» PROBLEM DETAILS:
Will you write out all the entries below exactly?

──────── EXERCISE MATERIALS

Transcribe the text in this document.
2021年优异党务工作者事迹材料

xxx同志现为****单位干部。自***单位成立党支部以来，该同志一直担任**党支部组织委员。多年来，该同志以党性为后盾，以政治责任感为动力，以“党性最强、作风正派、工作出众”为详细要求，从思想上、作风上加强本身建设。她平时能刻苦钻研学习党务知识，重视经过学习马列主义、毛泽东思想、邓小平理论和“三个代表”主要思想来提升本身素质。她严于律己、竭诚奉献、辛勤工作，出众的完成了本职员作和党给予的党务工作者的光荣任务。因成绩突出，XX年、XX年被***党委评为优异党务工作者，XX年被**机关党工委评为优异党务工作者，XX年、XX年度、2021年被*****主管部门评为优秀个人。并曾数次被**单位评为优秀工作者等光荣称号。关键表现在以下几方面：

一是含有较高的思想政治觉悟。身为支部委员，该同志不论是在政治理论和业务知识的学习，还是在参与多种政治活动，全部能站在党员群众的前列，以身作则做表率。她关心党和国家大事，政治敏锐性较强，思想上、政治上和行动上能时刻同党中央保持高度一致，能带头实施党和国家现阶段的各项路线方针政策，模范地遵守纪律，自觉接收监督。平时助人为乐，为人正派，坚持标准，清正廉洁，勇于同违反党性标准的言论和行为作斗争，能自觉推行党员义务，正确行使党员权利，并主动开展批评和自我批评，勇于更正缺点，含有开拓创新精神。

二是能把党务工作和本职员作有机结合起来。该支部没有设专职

────────────────

» PROBLEM SOLUTION:
Transcribe the text in this document.
2021年优异党务工作者事迹材料

xxx同志现为****单位干部。自***单位成立党支部以来，该同志一直担任**党支部组织委员。多年来，该同志以党性为后盾，以政治责任感为动力，以“党性最强、作风正派、工作出众”为详细要求，从思想上、作风上加强本身建设。她平时能刻苦钻研学习党务知识，重视经过学习马列主义、毛泽东思想、邓小平理论和“三个代表”主要思想来提升本身素质。她严于律己、竭诚奉献、辛勤工作，出众的完成了本职员作和党给予的党务工作者的光荣任务。因成绩突出，XX年、XX年被***党委评为优异党务工作者，XX年被**机关党工委评为优异党务工作者，XX年、XX年度、2021年被*****主管部门评为优秀个人。并曾数次被**单位评为优秀工作者等光荣称号。关键表现在以下几方面：

一是含有较高的思想政治觉悟。身为支部委员，该同志不论是在政治理论和业务知识的学习，还是在参与多种政治活动，全部能站在党员群众的前列，以身作则做表率。她关心党和国家大事，政治敏锐性较强，思想上、政治上和行动上能时刻同党中央保持高度一致，能带头实施党和国家现阶段的各项路线方针政策，模范地遵守纪律，自觉接收监督。平时助人为乐，为人正派，坚持标准，清正廉洁，勇于同违反党性标准的言论和行为作斗争，能自觉推行党员义务，正确行使党员权利，并主动开展批评和自我批评，勇于更正缺点，含有开拓创新精神。

二是能把党务工作和本职员作有机结合起来。该支部没有设专职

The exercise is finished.